[Entries from a dataset]

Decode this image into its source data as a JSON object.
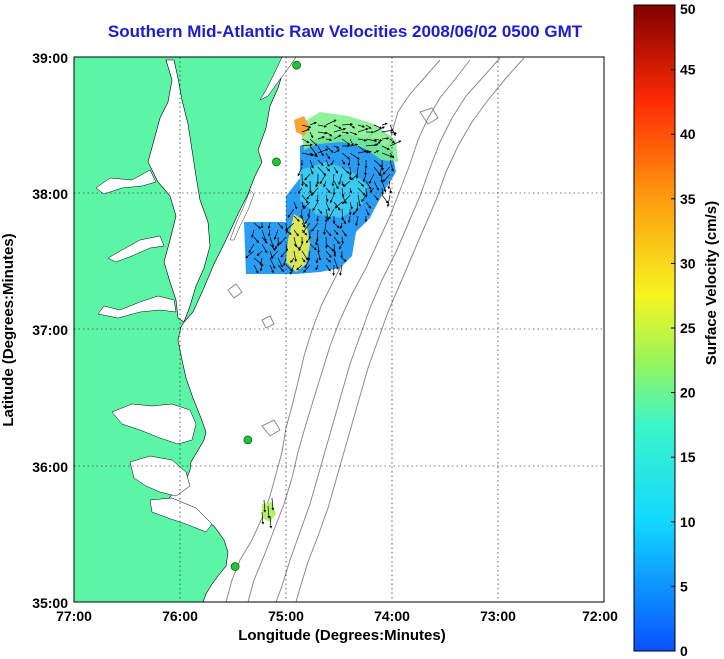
{
  "title": "Southern Mid-Atlantic Raw Velocities 2008/06/02 0500 GMT",
  "axes": {
    "xlabel": "Longitude (Degrees:Minutes)",
    "ylabel": "Latitude (Degrees:Minutes)",
    "xticks": [
      "77:00",
      "76:00",
      "75:00",
      "74:00",
      "73:00",
      "72:00"
    ],
    "yticks": [
      "39:00",
      "38:00",
      "37:00",
      "36:00",
      "35:00"
    ],
    "xlim": [
      -77,
      -72
    ],
    "ylim": [
      35,
      39
    ]
  },
  "colorbar": {
    "label": "Surface Velocity (cm/s)",
    "ticks": [
      "0",
      "5",
      "10",
      "15",
      "20",
      "25",
      "30",
      "35",
      "40",
      "45",
      "50"
    ],
    "range": [
      0,
      50
    ]
  },
  "colors": {
    "land": "#5cf5a8",
    "title": "#1c1cd6",
    "bathymetry": "#8c8c8c",
    "station": "#22c33a"
  },
  "stations": [
    {
      "lon": -74.9,
      "lat": 38.94
    },
    {
      "lon": -75.09,
      "lat": 38.23
    },
    {
      "lon": -75.36,
      "lat": 36.19
    },
    {
      "lon": -75.48,
      "lat": 35.26
    }
  ]
}
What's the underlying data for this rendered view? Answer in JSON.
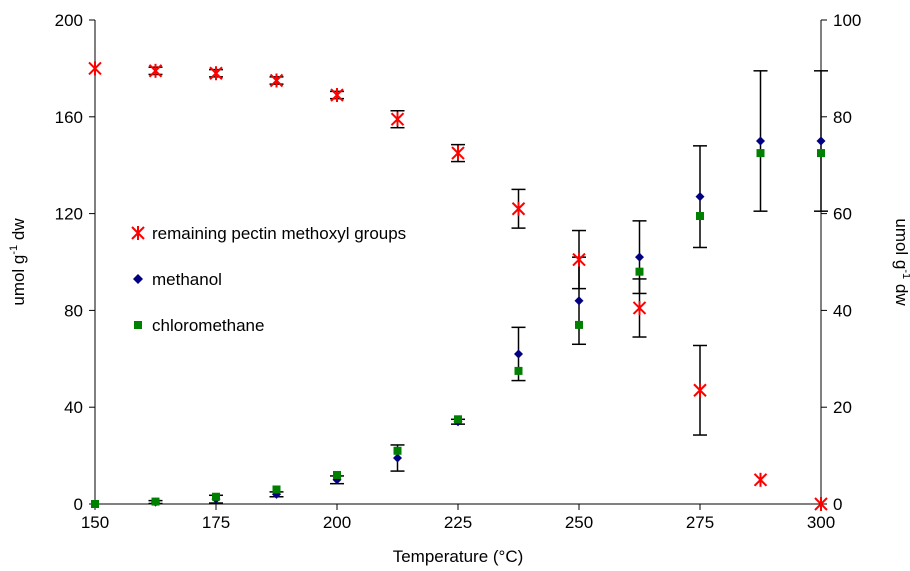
{
  "chart_data": {
    "type": "scatter",
    "xlabel": "Temperature (°C)",
    "ylabel_left": {
      "main": "umol g",
      "sup": "-1",
      "rest": " dw"
    },
    "ylabel_right": {
      "main": "umol g",
      "sup": "-1",
      "rest": " dw"
    },
    "xlim": [
      150,
      300
    ],
    "ylim_left": [
      0,
      200
    ],
    "ylim_right": [
      0,
      100
    ],
    "x_ticks": [
      150,
      175,
      200,
      225,
      250,
      275,
      300
    ],
    "y_ticks_left": [
      0,
      40,
      80,
      120,
      160,
      200
    ],
    "y_ticks_right": [
      0,
      20,
      40,
      60,
      80,
      100
    ],
    "grid": false,
    "legend_position": "center-left",
    "series": [
      {
        "name": "remaining pectin methoxyl groups",
        "axis": "left",
        "marker": "asterisk",
        "color": "#ff0000",
        "points": [
          {
            "x": 150,
            "y": 180,
            "err": 0
          },
          {
            "x": 162.5,
            "y": 179,
            "err": 1.5
          },
          {
            "x": 175,
            "y": 178,
            "err": 1.5
          },
          {
            "x": 187.5,
            "y": 175,
            "err": 1.5
          },
          {
            "x": 200,
            "y": 169,
            "err": 1.5
          },
          {
            "x": 212.5,
            "y": 159,
            "err": 3.5
          },
          {
            "x": 225,
            "y": 145,
            "err": 3.5
          },
          {
            "x": 237.5,
            "y": 122,
            "err": 8
          },
          {
            "x": 250,
            "y": 101,
            "err": 12
          },
          {
            "x": 262.5,
            "y": 81,
            "err": 12
          },
          {
            "x": 275,
            "y": 47,
            "err": 18.5
          },
          {
            "x": 287.5,
            "y": 10,
            "err": 0
          },
          {
            "x": 300,
            "y": 0,
            "err": 0
          }
        ]
      },
      {
        "name": "methanol",
        "axis": "right",
        "marker": "diamond",
        "color": "#000080",
        "points": [
          {
            "x": 150,
            "y": 0,
            "err": 0
          },
          {
            "x": 162.5,
            "y": 0.4,
            "err": 0.3
          },
          {
            "x": 175,
            "y": 1,
            "err": 0.8
          },
          {
            "x": 187.5,
            "y": 2,
            "err": 0.5
          },
          {
            "x": 200,
            "y": 5,
            "err": 0.8
          },
          {
            "x": 212.5,
            "y": 9.5,
            "err": 2.7
          },
          {
            "x": 225,
            "y": 17,
            "err": 0.5
          },
          {
            "x": 237.5,
            "y": 31,
            "err": 5.5
          },
          {
            "x": 250,
            "y": 42,
            "err": 9
          },
          {
            "x": 262.5,
            "y": 51,
            "err": 7.5
          },
          {
            "x": 275,
            "y": 63.5,
            "err": 10.5
          },
          {
            "x": 287.5,
            "y": 75,
            "err": 14.5
          },
          {
            "x": 300,
            "y": 75,
            "err": 14.5
          }
        ]
      },
      {
        "name": "chloromethane",
        "axis": "right",
        "marker": "square",
        "color": "#008000",
        "points": [
          {
            "x": 150,
            "y": 0,
            "err": 0
          },
          {
            "x": 162.5,
            "y": 0.5,
            "err": 0
          },
          {
            "x": 175,
            "y": 1.5,
            "err": 0
          },
          {
            "x": 187.5,
            "y": 3,
            "err": 0
          },
          {
            "x": 200,
            "y": 6,
            "err": 0
          },
          {
            "x": 212.5,
            "y": 11,
            "err": 0
          },
          {
            "x": 225,
            "y": 17.5,
            "err": 0
          },
          {
            "x": 237.5,
            "y": 27.5,
            "err": 0
          },
          {
            "x": 250,
            "y": 37,
            "err": 0
          },
          {
            "x": 262.5,
            "y": 48,
            "err": 0
          },
          {
            "x": 275,
            "y": 59.5,
            "err": 0
          },
          {
            "x": 287.5,
            "y": 72.5,
            "err": 0
          },
          {
            "x": 300,
            "y": 72.5,
            "err": 0
          }
        ]
      }
    ]
  }
}
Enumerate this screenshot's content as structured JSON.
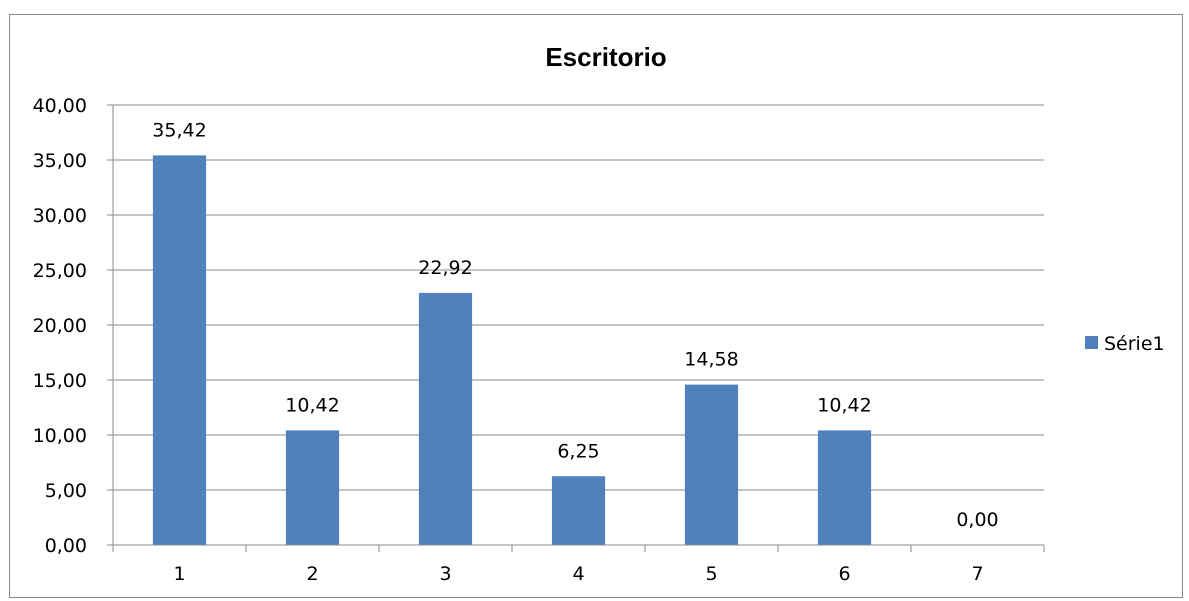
{
  "chart_data": {
    "type": "bar",
    "title": "Escritorio",
    "xlabel": "",
    "ylabel": "",
    "categories": [
      "1",
      "2",
      "3",
      "4",
      "5",
      "6",
      "7"
    ],
    "series": [
      {
        "name": "Série1",
        "values": [
          35.42,
          10.42,
          22.92,
          6.25,
          14.58,
          10.42,
          0.0
        ],
        "value_labels": [
          "35,42",
          "10,42",
          "22,92",
          "6,25",
          "14,58",
          "10,42",
          "0,00"
        ],
        "color": "#4F81BD"
      }
    ],
    "ylim": [
      0,
      40
    ],
    "yticks": [
      0,
      5,
      10,
      15,
      20,
      25,
      30,
      35,
      40
    ],
    "ytick_labels": [
      "0,00",
      "5,00",
      "10,00",
      "15,00",
      "20,00",
      "25,00",
      "30,00",
      "35,00",
      "40,00"
    ],
    "grid": true,
    "legend_position": "right"
  }
}
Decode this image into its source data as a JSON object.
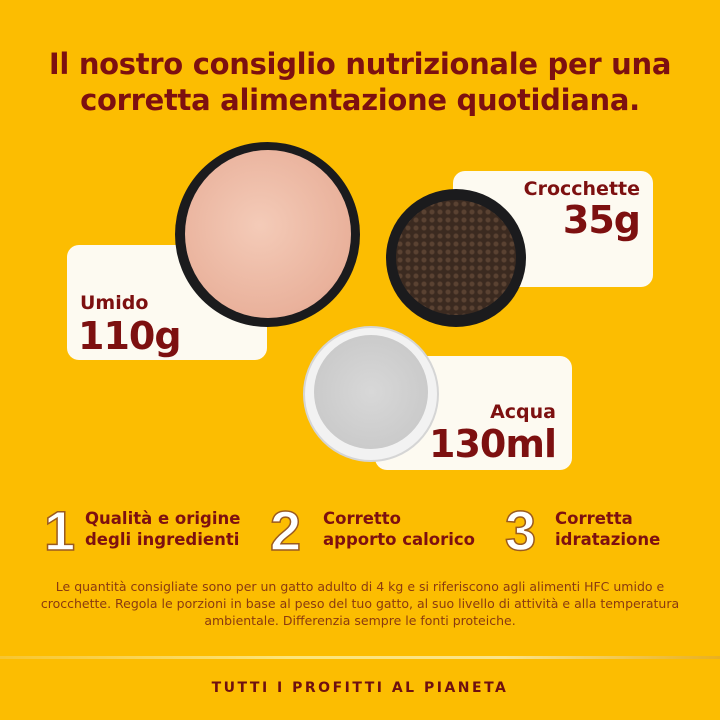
{
  "title": {
    "line1": "Il nostro consiglio nutrizionale per una",
    "line2": "corretta alimentazione quotidiana."
  },
  "portions": [
    {
      "label": "Umido",
      "value": "110g"
    },
    {
      "label": "Crocchette",
      "value": "35g"
    },
    {
      "label": "Acqua",
      "value": "130ml"
    }
  ],
  "features": [
    {
      "number": "1",
      "line1": "Qualità e origine",
      "line2": "degli ingredienti"
    },
    {
      "number": "2",
      "line1": "Corretto",
      "line2": "apporto calorico"
    },
    {
      "number": "3",
      "line1": "Corretta",
      "line2": "idratazione"
    }
  ],
  "disclaimer": "Le quantità consigliate sono per un gatto adulto di 4 kg e si riferiscono agli alimenti HFC umido e crocchette. Regola le porzioni in base al peso del tuo gatto, al suo livello di attività e alla temperatura ambientale. Differenzia sempre le fonti proteiche.",
  "footer": "TUTTI I PROFITTI AL PIANETA",
  "colors": {
    "background": "#fcbd01",
    "text": "#7d1010",
    "card": "#fdfaf1"
  }
}
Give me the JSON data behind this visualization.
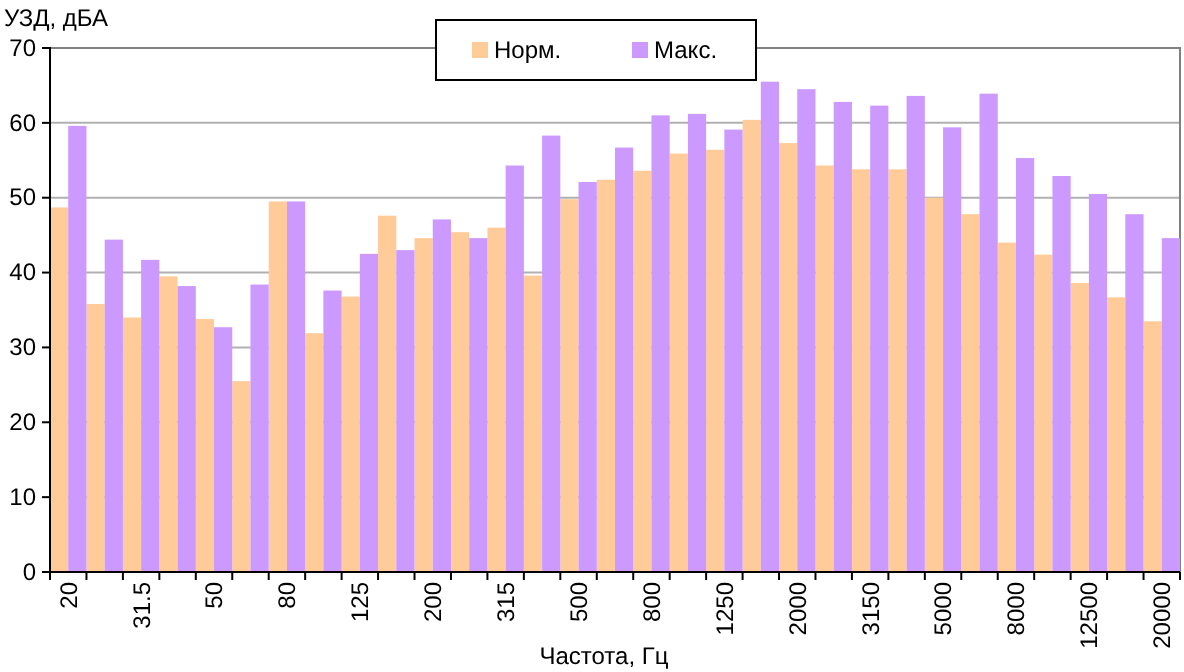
{
  "chart_data": {
    "type": "bar",
    "ylabel": "УЗД, дБА",
    "xlabel": "Частота, Гц",
    "categories": [
      "20",
      null,
      "31.5",
      null,
      "50",
      null,
      "80",
      null,
      "125",
      null,
      "200",
      null,
      "315",
      null,
      "500",
      null,
      "800",
      null,
      "1250",
      null,
      "2000",
      null,
      "3150",
      null,
      "5000",
      null,
      "8000",
      null,
      "12500",
      null,
      "20000"
    ],
    "series": [
      {
        "name": "Норм.",
        "color": "#ffcc99",
        "values": [
          48.7,
          35.8,
          34,
          39.5,
          33.8,
          25.5,
          49.5,
          31.9,
          36.8,
          47.6,
          44.6,
          45.4,
          46,
          39.6,
          49.8,
          52.4,
          53.6,
          55.9,
          56.4,
          60.4,
          57.3,
          54.3,
          53.8,
          53.8,
          50,
          47.8,
          44,
          42.4,
          38.6,
          36.7,
          33.5
        ]
      },
      {
        "name": "Макс.",
        "color": "#cc99ff",
        "values": [
          59.6,
          44.4,
          41.7,
          38.2,
          32.7,
          38.4,
          49.5,
          37.6,
          42.5,
          43,
          47.1,
          44.6,
          54.3,
          58.3,
          52.1,
          56.7,
          61,
          61.2,
          59.1,
          65.5,
          64.5,
          62.8,
          62.3,
          63.6,
          59.4,
          63.9,
          55.3,
          52.9,
          50.5,
          47.8,
          44.6
        ]
      }
    ],
    "ylim": [
      0,
      70
    ],
    "yticks": [
      0,
      10,
      20,
      30,
      40,
      50,
      60,
      70
    ],
    "grid": "y",
    "legend": "top"
  }
}
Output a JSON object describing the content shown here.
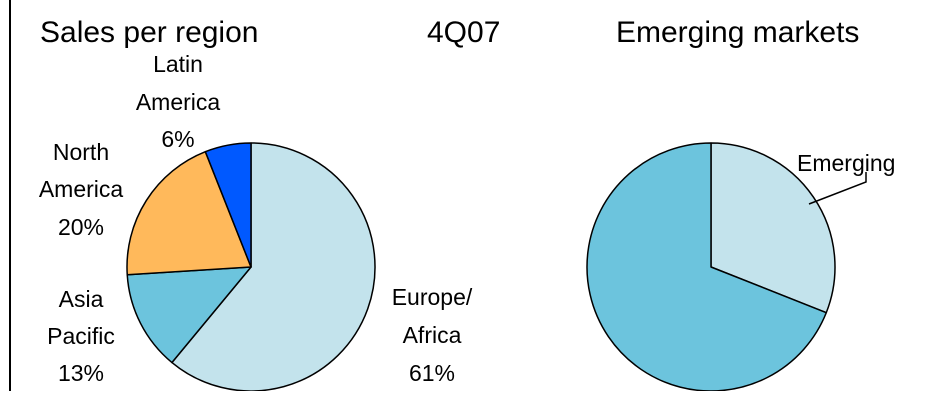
{
  "header": {
    "title": "Sales per region",
    "period": "4Q07",
    "right_title": "Emerging markets"
  },
  "chart_data": [
    {
      "type": "pie",
      "title": "Sales per region",
      "slices": [
        {
          "name_lines": [
            "Europe/",
            "Africa"
          ],
          "pct_label": "61%",
          "value": 61,
          "color": "#c3e3ec"
        },
        {
          "name_lines": [
            "Asia",
            "Pacific"
          ],
          "pct_label": "13%",
          "value": 13,
          "color": "#6cc4dd"
        },
        {
          "name_lines": [
            "North",
            "America"
          ],
          "pct_label": "20%",
          "value": 20,
          "color": "#ffb95b"
        },
        {
          "name_lines": [
            "Latin",
            "America"
          ],
          "pct_label": "6%",
          "value": 6,
          "color": "#0059ff"
        }
      ]
    },
    {
      "type": "pie",
      "title": "Emerging markets",
      "slices": [
        {
          "name": "Emerging",
          "value": 31,
          "color": "#c3e3ec"
        },
        {
          "value": 69,
          "color": "#6cc4dd"
        }
      ]
    }
  ],
  "colors": {
    "outline": "#000000",
    "background": "#ffffff"
  }
}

* _Set problem_: Pick out each line above that includes "Emerging" and show it.

* _Solution below_:
    "right_title": "Emerging markets"
      "title": "Emerging markets",
          "name": "Emerging",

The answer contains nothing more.